-- Begin --

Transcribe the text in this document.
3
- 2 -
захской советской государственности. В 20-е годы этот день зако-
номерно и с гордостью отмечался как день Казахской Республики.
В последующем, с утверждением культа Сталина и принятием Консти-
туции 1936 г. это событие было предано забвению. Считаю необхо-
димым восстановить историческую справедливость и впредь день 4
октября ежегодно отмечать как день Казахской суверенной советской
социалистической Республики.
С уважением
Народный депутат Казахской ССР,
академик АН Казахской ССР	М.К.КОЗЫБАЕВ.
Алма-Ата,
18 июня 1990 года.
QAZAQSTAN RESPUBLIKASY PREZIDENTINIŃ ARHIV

-- End --

__Job__:
Of all the lines in the listing above, how many include "советской"? Write only the number.

__Correct result__:
2